(Saved data entries)

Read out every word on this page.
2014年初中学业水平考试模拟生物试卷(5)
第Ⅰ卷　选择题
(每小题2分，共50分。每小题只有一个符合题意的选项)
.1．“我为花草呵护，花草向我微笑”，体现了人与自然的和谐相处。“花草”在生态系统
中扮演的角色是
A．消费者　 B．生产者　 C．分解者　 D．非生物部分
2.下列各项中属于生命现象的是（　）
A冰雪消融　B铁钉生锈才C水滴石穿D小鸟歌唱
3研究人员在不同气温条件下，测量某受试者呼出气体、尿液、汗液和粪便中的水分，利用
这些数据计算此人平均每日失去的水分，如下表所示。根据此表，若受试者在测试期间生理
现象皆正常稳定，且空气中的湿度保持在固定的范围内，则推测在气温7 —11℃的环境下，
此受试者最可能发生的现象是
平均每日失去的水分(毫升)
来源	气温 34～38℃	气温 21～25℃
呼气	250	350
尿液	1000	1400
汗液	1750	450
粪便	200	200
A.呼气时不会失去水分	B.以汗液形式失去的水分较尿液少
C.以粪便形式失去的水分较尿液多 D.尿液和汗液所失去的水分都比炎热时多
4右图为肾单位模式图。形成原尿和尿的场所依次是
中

Exercise:
Output the entries verbatim.

Response:
Read out every word on this page.
2014年初中学业水平考试模拟生物试卷(5)
第Ⅰ卷　选择题
(每小题2分，共50分。每小题只有一个符合题意的选项)
.1．“我为花草呵护，花草向我微笑”，体现了人与自然的和谐相处。“花草”在生态系统
中扮演的角色是
A．消费者　 B．生产者　 C．分解者　 D．非生物部分
2.下列各项中属于生命现象的是（　）
A冰雪消融　B铁钉生锈才C水滴石穿D小鸟歌唱
3研究人员在不同气温条件下，测量某受试者呼出气体、尿液、汗液和粪便中的水分，利用
这些数据计算此人平均每日失去的水分，如下表所示。根据此表，若受试者在测试期间生理
现象皆正常稳定，且空气中的湿度保持在固定的范围内，则推测在气温7 —11℃的环境下，
此受试者最可能发生的现象是
平均每日失去的水分(毫升)
来源	气温 34～38℃	气温 21～25℃
呼气	250	350
尿液	1000	1400
汗液	1750	450
粪便	200	200
A.呼气时不会失去水分	B.以汗液形式失去的水分较尿液少
C.以粪便形式失去的水分较尿液多 D.尿液和汗液所失去的水分都比炎热时多
4右图为肾单位模式图。形成原尿和尿的场所依次是
中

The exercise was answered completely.